*THE EXERCISE*. Review the material line by line. Identify and copy every line that contains the string "value".

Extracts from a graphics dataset
****************************************

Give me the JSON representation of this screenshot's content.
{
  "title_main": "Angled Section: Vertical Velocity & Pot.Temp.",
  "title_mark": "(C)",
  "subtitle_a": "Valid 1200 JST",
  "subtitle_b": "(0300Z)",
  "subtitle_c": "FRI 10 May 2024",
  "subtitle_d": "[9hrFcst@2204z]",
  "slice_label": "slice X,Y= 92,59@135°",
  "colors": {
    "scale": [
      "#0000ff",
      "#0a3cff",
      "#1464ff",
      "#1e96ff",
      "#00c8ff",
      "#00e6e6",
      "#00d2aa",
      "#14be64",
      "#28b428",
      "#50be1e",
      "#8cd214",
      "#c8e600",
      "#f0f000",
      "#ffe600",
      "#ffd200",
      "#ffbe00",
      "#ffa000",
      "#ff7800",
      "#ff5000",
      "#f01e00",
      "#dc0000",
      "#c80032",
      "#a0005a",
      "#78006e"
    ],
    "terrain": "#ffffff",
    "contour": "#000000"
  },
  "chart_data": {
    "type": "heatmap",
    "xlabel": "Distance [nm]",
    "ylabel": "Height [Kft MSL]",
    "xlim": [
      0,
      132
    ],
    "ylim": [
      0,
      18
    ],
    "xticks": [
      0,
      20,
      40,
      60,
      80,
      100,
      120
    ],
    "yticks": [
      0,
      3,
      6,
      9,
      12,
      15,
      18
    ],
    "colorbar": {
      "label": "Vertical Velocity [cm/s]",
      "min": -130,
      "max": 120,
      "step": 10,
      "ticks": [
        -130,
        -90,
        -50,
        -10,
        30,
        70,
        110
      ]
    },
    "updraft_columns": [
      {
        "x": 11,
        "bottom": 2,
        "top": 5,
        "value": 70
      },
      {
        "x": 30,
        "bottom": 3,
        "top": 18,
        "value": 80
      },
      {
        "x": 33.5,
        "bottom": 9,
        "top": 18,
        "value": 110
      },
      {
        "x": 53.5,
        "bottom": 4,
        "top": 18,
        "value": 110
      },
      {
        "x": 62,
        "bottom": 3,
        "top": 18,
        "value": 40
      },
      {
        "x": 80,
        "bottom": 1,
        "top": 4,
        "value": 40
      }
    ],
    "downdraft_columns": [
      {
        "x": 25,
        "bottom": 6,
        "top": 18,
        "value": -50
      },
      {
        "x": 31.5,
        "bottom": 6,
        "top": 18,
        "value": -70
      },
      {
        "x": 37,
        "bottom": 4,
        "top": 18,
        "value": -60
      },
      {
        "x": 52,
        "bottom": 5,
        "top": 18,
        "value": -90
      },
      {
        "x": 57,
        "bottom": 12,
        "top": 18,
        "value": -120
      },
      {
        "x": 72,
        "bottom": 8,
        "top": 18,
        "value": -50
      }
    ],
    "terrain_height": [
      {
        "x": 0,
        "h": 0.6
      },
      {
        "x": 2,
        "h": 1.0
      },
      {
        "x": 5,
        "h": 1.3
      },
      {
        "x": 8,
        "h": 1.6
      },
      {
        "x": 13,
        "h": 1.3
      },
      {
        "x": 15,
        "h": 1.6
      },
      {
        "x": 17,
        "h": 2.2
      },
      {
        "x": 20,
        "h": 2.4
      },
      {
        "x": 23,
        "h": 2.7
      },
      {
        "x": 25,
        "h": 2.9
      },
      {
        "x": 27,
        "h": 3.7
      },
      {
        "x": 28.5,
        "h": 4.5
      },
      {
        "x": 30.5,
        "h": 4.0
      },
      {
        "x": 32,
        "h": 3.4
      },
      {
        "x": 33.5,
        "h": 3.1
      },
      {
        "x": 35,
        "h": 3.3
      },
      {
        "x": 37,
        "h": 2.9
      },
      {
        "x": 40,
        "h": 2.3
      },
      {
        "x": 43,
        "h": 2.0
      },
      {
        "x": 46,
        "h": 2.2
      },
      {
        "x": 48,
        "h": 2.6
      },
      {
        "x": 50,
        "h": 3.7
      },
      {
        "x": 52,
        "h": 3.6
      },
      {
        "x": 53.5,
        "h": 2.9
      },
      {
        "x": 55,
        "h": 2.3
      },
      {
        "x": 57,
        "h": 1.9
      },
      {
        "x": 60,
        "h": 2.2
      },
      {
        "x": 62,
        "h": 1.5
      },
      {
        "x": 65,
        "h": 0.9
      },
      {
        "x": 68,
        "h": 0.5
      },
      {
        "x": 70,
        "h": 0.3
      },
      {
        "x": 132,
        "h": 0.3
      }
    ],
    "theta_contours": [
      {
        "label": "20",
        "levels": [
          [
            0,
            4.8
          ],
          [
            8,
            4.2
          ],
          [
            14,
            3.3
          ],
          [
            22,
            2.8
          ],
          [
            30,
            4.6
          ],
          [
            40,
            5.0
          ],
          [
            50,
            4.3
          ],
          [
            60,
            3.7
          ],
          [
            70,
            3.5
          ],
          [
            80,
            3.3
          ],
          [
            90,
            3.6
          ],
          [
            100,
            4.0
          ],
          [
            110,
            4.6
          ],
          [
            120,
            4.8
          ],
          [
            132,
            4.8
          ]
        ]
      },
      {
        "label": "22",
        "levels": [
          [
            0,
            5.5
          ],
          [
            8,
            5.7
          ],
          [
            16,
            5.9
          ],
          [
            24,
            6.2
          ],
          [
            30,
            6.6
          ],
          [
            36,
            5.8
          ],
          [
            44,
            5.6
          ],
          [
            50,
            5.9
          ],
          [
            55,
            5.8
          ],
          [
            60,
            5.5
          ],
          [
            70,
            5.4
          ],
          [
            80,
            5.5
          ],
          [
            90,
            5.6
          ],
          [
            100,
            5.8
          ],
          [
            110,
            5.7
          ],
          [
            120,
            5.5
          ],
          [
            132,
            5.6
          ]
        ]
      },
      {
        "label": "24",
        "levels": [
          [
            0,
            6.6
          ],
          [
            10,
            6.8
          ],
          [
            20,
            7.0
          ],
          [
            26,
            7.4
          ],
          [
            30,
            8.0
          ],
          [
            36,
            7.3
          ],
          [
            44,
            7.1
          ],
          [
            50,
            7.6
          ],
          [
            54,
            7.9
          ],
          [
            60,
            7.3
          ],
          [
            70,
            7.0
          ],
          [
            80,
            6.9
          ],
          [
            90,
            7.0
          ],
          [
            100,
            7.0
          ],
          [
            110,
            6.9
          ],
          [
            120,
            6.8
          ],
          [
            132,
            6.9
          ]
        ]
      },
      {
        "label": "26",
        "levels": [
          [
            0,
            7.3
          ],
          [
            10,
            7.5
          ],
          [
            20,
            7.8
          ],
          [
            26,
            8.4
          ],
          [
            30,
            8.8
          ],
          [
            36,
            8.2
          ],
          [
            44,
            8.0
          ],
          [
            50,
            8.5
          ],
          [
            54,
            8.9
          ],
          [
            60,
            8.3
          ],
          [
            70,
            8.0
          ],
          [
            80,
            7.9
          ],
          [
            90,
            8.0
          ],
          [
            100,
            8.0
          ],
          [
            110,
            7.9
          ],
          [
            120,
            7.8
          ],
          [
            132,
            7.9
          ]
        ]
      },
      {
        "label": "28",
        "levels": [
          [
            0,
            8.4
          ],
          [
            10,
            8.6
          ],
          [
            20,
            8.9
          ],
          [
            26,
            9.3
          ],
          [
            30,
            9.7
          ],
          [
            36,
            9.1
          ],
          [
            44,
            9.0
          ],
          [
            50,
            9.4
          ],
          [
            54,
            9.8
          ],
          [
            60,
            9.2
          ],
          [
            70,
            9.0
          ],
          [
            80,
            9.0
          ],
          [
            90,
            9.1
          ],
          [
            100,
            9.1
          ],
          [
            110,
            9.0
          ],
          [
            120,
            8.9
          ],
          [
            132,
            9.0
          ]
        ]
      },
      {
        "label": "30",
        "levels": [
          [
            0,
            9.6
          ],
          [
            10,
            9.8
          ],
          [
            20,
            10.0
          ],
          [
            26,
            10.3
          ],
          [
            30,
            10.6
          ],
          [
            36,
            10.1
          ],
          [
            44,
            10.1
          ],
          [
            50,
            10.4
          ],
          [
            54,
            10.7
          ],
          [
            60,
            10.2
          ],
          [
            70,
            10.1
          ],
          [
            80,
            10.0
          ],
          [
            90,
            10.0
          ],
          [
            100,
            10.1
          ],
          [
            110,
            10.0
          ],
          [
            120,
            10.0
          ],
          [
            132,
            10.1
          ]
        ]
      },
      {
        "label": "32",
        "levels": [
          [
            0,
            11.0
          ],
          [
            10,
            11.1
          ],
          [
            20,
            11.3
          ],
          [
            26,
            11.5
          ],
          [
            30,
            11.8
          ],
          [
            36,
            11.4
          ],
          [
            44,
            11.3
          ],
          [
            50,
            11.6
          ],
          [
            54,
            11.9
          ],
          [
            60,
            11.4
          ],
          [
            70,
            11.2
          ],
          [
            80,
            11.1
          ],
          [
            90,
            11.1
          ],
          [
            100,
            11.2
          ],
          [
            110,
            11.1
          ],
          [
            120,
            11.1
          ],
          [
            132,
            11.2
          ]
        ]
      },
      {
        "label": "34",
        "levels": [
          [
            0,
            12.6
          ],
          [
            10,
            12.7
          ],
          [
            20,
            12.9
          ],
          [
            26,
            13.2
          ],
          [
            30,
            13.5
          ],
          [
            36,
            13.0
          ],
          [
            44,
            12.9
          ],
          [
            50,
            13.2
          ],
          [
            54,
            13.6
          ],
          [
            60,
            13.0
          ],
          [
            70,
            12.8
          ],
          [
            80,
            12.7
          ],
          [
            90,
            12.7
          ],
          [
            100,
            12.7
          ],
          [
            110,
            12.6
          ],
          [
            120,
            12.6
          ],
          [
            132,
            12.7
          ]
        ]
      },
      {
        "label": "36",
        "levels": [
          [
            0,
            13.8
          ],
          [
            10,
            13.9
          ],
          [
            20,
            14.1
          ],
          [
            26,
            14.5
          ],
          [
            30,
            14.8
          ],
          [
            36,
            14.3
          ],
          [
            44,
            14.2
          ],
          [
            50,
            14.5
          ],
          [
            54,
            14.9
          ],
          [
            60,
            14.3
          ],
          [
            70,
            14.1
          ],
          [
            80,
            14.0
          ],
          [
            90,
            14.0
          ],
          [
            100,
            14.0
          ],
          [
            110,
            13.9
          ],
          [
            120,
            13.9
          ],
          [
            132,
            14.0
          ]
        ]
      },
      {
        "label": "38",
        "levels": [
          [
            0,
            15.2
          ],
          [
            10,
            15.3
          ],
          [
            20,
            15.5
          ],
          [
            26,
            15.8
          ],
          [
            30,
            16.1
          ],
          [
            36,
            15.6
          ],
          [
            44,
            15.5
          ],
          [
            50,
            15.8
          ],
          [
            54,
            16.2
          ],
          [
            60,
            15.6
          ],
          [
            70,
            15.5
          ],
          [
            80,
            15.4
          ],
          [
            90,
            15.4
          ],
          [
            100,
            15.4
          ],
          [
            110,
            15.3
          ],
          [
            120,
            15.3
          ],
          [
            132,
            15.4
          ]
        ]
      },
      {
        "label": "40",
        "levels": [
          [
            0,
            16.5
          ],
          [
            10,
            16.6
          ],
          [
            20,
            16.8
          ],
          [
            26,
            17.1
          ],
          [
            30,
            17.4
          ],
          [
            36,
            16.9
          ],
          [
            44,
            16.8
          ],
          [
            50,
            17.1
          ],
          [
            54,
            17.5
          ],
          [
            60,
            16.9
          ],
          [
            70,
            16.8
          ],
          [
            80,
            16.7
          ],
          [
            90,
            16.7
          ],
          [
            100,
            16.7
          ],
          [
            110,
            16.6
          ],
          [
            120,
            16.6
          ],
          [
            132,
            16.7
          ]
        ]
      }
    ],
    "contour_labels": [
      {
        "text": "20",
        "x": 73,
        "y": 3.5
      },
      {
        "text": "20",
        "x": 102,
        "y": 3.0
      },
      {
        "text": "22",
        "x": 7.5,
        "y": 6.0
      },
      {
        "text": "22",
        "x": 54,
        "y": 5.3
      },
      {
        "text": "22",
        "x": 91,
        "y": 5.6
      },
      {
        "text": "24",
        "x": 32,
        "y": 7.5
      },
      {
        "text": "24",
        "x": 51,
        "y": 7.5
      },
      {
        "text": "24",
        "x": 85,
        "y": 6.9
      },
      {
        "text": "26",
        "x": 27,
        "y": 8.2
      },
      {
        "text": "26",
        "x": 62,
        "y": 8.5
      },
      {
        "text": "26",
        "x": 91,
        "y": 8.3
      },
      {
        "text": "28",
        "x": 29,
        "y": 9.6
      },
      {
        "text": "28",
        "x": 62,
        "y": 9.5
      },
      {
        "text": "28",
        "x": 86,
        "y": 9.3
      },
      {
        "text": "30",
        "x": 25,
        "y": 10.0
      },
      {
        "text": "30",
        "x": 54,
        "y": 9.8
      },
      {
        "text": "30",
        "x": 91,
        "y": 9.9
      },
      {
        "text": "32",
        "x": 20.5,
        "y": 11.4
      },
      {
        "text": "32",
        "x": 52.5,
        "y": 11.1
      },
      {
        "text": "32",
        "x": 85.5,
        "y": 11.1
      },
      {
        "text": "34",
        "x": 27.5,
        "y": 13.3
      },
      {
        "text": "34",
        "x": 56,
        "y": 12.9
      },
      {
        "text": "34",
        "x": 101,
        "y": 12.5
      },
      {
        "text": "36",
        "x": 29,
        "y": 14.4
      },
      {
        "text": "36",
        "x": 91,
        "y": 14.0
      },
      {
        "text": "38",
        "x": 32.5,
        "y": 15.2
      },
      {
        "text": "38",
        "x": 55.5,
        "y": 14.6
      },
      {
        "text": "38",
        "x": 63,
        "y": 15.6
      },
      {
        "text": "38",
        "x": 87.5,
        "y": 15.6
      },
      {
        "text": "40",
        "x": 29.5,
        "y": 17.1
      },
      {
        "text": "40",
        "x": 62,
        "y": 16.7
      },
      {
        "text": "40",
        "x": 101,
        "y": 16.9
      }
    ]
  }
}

****************************************

*COMPLETE RESPONSE*.
        "value": 70
        "value": 80
        "value": 110
        "value": 110
        "value": 40
        "value": 40
        "value": -50
        "value": -70
        "value": -60
        "value": -90
        "value": -120
        "value": -50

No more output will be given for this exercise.